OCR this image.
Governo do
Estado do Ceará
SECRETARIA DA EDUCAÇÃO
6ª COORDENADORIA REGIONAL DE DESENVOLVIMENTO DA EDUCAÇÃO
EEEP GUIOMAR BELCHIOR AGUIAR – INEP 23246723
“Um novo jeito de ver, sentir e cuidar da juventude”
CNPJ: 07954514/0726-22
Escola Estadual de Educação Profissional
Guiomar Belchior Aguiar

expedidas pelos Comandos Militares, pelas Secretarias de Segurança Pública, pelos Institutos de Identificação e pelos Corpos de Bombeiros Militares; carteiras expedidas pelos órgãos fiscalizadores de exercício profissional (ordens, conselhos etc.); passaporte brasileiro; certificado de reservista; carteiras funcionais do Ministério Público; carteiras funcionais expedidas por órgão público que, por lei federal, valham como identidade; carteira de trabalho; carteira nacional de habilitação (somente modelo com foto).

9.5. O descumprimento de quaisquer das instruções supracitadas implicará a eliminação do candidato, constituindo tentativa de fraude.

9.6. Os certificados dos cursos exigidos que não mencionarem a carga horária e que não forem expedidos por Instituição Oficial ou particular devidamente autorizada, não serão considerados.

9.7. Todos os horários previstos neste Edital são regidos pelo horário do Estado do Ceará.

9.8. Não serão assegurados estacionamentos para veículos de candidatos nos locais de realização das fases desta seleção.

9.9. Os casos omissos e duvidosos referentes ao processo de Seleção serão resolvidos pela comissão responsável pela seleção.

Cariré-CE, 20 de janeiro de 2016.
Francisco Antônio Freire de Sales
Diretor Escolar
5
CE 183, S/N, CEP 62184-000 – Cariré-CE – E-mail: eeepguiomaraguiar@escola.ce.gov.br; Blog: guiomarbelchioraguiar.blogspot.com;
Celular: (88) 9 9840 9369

......

Written task ▸ Transcribe the material above in its entirety. Match it exactly.

Exercise output ▸
OCR this image.
Governo do
Estado do Ceará
SECRETARIA DA EDUCAÇÃO
6ª COORDENADORIA REGIONAL DE DESENVOLVIMENTO DA EDUCAÇÃO
EEEP GUIOMAR BELCHIOR AGUIAR – INEP 23246723
“Um novo jeito de ver, sentir e cuidar da juventude”
CNPJ: 07954514/0726-22
Escola Estadual de Educação Profissional
Guiomar Belchior Aguiar

expedidas pelos Comandos Militares, pelas Secretarias de Segurança Pública, pelos Institutos de Identificação e pelos Corpos de Bombeiros Militares; carteiras expedidas pelos órgãos fiscalizadores de exercício profissional (ordens, conselhos etc.); passaporte brasileiro; certificado de reservista; carteiras funcionais do Ministério Público; carteiras funcionais expedidas por órgão público que, por lei federal, valham como identidade; carteira de trabalho; carteira nacional de habilitação (somente modelo com foto).

9.5. O descumprimento de quaisquer das instruções supracitadas implicará a eliminação do candidato, constituindo tentativa de fraude.

9.6. Os certificados dos cursos exigidos que não mencionarem a carga horária e que não forem expedidos por Instituição Oficial ou particular devidamente autorizada, não serão considerados.

9.7. Todos os horários previstos neste Edital são regidos pelo horário do Estado do Ceará.

9.8. Não serão assegurados estacionamentos para veículos de candidatos nos locais de realização das fases desta seleção.

9.9. Os casos omissos e duvidosos referentes ao processo de Seleção serão resolvidos pela comissão responsável pela seleção.

Cariré-CE, 20 de janeiro de 2016.
Francisco Antônio Freire de Sales
Diretor Escolar
5
CE 183, S/N, CEP 62184-000 – Cariré-CE – E-mail: eeepguiomaraguiar@escola.ce.gov.br; Blog: guiomarbelchioraguiar.blogspot.com;
Celular: (88) 9 9840 9369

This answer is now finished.